The exercise: List every line below containing "koeffitsienti".

Some records:
==========
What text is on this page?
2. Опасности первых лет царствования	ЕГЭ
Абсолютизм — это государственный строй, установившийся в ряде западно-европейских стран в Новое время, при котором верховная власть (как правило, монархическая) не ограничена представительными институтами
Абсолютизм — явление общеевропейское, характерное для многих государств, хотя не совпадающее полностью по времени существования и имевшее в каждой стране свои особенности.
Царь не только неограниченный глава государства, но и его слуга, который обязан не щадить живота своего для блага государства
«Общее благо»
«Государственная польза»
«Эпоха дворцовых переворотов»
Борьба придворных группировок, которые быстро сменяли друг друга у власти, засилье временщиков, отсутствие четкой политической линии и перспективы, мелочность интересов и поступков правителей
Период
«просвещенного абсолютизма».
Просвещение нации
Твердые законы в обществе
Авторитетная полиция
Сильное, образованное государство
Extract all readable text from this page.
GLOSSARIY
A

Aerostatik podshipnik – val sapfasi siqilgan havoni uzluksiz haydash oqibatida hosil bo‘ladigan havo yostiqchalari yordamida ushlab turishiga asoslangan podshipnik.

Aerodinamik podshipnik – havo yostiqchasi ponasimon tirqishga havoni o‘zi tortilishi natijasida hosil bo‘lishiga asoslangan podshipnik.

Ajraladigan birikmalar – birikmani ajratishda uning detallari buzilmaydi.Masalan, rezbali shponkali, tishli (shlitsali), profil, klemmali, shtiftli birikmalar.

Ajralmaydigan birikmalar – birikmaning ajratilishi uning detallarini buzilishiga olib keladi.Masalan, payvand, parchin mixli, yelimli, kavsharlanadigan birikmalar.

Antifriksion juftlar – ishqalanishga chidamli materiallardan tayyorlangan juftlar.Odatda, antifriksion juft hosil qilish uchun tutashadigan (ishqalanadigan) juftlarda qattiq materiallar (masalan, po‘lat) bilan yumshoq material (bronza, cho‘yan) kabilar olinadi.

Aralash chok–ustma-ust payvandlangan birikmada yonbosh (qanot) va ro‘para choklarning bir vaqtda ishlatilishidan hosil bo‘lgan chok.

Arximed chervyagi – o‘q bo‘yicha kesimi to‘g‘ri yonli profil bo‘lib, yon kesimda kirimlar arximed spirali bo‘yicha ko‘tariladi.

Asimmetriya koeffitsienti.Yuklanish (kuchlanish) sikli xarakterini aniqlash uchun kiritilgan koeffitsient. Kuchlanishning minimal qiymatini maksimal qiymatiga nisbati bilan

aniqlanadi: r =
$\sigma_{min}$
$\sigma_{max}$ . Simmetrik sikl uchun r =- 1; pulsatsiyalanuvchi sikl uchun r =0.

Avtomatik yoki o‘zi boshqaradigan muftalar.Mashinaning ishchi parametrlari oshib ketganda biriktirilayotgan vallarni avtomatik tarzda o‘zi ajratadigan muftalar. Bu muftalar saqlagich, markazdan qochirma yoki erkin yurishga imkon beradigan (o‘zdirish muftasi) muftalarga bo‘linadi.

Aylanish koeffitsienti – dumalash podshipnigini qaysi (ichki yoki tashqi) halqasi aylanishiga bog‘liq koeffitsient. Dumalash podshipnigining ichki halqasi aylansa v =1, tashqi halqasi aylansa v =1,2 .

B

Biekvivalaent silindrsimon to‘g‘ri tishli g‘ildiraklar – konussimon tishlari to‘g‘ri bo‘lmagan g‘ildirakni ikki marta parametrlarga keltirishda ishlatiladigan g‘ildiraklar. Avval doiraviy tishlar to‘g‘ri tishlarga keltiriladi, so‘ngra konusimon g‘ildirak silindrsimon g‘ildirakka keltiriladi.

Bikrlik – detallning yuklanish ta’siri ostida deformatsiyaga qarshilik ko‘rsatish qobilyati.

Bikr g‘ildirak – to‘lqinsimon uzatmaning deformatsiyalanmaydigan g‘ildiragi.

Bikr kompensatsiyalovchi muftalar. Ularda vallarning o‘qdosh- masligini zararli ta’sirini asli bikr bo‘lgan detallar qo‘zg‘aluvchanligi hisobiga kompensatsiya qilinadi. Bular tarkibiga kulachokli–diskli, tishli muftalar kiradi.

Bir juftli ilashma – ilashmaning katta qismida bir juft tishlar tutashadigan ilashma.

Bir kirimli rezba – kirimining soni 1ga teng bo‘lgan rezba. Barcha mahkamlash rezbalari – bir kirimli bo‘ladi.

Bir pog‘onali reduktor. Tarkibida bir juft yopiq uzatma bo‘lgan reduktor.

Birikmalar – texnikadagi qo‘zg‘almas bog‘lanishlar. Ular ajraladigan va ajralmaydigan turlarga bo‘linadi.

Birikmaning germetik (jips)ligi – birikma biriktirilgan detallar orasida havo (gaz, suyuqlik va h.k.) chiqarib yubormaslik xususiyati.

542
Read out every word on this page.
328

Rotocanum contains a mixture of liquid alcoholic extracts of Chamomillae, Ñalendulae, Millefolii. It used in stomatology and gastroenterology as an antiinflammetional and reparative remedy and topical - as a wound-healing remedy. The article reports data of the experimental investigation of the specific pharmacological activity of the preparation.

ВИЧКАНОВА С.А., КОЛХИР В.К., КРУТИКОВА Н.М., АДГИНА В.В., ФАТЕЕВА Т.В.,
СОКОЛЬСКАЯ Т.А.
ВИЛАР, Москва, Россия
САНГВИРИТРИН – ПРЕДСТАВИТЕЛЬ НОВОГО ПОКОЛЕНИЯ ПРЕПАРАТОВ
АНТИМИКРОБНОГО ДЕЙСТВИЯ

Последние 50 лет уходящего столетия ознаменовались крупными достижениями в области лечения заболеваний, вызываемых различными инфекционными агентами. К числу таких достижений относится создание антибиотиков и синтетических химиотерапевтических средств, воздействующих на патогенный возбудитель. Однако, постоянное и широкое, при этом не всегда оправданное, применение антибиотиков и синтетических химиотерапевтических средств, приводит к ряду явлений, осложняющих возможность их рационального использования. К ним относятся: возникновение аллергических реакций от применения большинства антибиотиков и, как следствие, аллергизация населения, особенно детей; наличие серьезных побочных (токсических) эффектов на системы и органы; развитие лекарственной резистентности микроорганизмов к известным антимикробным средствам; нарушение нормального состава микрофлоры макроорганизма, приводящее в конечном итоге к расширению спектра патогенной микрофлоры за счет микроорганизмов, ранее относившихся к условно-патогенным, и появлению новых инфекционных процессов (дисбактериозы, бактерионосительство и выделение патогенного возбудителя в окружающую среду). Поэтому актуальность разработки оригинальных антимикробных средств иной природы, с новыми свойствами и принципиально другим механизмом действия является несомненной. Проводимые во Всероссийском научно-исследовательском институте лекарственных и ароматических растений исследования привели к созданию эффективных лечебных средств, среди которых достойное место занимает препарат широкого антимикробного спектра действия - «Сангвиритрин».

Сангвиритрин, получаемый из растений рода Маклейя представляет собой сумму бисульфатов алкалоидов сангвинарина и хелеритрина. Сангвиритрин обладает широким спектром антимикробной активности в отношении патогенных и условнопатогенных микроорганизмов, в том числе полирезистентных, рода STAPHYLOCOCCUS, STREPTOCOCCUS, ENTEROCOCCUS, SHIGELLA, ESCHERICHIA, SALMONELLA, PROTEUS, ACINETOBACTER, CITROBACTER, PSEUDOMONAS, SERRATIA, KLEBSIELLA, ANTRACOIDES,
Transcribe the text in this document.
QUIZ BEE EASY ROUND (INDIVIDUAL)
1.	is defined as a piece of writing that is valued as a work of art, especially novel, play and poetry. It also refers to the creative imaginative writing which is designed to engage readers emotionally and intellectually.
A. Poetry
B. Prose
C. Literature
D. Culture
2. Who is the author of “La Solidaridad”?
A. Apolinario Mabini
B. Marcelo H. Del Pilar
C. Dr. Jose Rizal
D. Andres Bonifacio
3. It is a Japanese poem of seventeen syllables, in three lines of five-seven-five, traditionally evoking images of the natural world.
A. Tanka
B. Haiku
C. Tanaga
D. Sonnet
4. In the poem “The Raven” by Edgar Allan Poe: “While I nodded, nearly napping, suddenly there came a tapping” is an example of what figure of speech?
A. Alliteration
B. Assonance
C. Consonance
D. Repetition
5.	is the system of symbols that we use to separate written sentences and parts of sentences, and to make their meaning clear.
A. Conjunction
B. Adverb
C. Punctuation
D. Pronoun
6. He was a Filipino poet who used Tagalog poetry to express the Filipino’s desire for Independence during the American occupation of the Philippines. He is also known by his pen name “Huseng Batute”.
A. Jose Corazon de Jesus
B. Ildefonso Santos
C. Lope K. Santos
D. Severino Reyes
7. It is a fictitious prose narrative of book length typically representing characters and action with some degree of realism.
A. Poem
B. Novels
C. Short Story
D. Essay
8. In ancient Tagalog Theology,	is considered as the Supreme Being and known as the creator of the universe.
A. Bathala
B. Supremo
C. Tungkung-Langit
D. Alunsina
==========
Correct result:
Asimmetriya koeffitsienti.Yuklanish (kuchlanish) sikli xarakterini aniqlash uchun kiritilgan koeffitsient. Kuchlanishning minimal qiymatini maksimal qiymatiga nisbati bilan
Aylanish koeffitsienti – dumalash podshipnigini qaysi (ichki yoki tashqi) halqasi aylanishiga bog‘liq koeffitsient. Dumalash podshipnigining ichki halqasi aylansa v =1, tashqi halqasi aylansa v =1,2 .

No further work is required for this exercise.